EXERCISE DETAILS: Copy every line of the data that contains the string "legend".

INPUT MATERIAL:
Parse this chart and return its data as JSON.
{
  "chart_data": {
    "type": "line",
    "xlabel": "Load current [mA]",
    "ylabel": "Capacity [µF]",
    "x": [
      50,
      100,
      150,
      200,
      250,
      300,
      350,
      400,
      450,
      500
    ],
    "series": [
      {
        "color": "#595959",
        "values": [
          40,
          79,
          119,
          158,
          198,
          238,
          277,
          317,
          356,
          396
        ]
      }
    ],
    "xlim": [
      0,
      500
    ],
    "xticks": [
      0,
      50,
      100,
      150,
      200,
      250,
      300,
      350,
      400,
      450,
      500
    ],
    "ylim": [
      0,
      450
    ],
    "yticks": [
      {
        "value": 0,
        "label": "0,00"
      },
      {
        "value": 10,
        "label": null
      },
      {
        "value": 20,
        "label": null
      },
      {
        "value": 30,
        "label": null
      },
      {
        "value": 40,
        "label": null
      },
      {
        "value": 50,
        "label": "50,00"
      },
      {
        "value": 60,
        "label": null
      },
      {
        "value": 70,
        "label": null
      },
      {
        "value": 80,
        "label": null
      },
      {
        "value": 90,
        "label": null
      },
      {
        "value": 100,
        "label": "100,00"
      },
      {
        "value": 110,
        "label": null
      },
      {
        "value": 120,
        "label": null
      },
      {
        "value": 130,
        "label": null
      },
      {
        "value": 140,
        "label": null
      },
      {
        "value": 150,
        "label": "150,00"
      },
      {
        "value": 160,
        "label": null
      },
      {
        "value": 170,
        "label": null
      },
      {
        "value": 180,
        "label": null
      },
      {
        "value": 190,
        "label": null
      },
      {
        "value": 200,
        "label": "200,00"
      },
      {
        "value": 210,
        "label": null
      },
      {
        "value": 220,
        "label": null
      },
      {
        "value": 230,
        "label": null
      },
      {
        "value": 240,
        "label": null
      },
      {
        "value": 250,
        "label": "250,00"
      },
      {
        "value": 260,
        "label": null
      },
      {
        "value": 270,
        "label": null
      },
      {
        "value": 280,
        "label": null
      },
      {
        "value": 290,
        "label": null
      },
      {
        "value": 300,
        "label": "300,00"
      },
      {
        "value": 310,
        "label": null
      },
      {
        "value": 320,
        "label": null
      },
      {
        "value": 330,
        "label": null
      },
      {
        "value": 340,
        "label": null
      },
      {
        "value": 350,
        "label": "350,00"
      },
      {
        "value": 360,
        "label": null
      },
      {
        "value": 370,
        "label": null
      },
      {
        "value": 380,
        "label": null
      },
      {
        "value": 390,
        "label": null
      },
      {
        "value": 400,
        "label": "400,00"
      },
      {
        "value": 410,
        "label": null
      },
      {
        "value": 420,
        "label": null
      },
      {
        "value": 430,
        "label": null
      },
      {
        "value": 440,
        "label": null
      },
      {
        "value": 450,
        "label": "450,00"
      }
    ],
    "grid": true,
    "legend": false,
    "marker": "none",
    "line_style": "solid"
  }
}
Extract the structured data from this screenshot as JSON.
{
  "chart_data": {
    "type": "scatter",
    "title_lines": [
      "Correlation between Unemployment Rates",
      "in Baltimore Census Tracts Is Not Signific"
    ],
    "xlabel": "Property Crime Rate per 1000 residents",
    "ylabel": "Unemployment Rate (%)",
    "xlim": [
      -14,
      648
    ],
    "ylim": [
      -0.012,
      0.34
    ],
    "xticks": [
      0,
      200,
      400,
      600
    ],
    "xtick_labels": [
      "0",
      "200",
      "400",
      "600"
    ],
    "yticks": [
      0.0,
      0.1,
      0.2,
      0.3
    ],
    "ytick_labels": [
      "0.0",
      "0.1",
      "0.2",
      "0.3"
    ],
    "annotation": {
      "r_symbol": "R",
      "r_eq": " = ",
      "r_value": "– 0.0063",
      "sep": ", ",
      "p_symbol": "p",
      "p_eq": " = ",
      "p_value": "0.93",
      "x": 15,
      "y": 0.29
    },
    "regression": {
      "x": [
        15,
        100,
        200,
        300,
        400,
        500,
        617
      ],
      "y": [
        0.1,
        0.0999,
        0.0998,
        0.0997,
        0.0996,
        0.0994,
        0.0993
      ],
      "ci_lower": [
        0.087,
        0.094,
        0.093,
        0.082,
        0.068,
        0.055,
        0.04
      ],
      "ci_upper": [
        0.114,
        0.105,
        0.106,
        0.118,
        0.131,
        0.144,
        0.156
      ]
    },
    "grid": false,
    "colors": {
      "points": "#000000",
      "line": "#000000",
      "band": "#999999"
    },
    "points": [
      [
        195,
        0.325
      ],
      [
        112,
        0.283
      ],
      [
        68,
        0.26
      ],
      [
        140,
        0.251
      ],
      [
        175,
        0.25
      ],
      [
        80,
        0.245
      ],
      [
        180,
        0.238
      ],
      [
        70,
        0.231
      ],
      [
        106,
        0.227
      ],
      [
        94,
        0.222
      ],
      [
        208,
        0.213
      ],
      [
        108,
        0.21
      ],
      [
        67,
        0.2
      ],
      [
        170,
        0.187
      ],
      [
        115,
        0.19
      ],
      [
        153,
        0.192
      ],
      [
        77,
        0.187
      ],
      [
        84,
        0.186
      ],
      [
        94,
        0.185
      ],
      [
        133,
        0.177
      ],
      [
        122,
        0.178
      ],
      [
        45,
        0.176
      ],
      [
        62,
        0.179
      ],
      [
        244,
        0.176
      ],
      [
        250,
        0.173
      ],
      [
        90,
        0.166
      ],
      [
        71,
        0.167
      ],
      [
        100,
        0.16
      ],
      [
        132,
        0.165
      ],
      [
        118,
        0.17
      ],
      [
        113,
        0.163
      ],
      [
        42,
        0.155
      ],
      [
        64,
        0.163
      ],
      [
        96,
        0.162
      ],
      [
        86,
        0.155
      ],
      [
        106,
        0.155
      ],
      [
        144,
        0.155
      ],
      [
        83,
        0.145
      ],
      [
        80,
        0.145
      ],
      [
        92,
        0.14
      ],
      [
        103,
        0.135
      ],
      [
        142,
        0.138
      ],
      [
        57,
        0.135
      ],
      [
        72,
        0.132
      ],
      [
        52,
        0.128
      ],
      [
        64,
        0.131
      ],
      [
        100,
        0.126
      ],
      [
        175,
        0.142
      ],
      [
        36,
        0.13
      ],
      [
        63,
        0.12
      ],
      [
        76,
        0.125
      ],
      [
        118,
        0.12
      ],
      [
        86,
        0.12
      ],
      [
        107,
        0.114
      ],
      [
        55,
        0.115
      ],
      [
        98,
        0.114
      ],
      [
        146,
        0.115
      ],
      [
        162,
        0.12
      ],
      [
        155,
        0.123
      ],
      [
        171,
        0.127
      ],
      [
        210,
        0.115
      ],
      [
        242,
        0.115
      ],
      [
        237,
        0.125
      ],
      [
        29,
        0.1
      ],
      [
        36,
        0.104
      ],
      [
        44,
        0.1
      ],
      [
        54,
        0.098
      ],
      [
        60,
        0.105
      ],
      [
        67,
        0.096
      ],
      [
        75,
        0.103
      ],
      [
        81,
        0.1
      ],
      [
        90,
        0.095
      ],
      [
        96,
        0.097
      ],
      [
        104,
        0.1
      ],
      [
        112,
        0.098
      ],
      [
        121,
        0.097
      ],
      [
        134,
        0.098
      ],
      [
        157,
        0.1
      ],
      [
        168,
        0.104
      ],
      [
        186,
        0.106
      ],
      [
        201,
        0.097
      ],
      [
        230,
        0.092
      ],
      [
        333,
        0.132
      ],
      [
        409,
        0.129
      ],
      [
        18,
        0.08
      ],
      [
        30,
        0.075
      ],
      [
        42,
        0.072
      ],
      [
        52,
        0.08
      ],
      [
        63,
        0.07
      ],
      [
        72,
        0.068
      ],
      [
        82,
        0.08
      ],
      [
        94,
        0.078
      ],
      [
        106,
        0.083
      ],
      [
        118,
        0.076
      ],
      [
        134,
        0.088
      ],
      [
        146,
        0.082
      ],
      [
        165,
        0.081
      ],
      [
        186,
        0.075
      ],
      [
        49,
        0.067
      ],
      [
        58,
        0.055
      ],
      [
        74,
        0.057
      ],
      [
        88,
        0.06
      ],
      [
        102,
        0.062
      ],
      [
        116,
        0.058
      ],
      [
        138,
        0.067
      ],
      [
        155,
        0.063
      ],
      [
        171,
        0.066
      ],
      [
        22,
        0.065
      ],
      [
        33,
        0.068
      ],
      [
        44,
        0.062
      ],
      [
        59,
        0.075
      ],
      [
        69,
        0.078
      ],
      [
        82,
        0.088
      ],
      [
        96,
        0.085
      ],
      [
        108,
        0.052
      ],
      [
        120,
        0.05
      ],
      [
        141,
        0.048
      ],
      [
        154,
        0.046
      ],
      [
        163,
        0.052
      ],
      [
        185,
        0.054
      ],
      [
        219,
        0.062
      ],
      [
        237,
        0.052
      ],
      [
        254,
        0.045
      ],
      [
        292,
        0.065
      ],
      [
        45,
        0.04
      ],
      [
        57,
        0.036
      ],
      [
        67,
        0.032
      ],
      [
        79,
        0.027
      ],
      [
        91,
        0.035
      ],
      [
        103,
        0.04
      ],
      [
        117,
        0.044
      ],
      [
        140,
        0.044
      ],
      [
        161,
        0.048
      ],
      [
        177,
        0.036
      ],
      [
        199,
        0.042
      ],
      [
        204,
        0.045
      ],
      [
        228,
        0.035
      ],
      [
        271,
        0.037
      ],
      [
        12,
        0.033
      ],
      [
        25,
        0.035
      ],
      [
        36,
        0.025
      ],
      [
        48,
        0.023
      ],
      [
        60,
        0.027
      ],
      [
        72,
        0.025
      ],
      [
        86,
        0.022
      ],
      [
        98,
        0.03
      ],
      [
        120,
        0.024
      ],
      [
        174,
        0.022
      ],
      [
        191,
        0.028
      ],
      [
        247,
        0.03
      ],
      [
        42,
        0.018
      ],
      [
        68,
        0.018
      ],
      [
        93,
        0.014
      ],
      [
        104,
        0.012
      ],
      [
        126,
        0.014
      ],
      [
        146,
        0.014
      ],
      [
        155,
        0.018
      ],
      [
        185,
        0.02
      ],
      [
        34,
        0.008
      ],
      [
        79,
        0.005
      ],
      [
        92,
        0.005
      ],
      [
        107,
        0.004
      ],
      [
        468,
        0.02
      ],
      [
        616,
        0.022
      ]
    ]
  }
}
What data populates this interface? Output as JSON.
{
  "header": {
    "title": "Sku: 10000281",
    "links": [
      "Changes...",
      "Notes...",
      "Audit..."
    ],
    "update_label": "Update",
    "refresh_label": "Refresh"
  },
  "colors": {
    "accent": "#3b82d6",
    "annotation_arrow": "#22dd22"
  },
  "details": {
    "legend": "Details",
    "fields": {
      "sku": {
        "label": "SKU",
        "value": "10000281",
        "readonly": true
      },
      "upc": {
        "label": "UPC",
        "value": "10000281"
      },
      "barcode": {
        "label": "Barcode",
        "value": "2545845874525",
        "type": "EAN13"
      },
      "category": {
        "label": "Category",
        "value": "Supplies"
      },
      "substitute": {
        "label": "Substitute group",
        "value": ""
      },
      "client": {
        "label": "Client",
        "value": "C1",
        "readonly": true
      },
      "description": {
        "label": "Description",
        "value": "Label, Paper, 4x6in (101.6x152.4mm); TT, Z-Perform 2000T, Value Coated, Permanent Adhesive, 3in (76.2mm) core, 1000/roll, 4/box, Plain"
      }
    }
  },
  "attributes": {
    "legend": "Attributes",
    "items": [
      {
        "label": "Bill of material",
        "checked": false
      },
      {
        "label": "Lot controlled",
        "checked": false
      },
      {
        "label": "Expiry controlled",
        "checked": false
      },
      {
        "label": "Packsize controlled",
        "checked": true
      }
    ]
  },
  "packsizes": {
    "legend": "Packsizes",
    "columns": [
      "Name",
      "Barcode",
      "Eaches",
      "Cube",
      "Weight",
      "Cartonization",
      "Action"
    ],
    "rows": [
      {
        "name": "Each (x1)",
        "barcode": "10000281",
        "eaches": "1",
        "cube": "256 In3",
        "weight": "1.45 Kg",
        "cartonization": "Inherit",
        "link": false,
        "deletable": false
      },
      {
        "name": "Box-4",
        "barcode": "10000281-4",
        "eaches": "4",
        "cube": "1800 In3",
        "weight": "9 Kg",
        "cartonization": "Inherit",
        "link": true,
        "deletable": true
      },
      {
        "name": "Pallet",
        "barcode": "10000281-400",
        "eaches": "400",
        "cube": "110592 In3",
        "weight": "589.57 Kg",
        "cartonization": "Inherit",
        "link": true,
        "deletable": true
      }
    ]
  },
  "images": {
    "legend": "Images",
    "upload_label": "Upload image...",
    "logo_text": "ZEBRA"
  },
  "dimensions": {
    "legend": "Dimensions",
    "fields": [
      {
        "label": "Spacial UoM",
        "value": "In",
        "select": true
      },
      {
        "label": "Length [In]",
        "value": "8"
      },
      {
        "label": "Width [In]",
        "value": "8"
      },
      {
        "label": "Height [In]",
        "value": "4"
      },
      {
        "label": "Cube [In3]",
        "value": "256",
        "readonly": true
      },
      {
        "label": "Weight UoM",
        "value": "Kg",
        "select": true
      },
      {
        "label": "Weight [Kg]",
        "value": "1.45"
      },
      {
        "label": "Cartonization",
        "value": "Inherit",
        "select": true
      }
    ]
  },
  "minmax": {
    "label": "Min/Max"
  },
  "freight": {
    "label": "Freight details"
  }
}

FULL OUTPUT:
    "legend": false,
    "legend": "Details",
    "legend": "Attributes",
    "legend": "Packsizes",
    "legend": "Images",
    "legend": "Dimensions",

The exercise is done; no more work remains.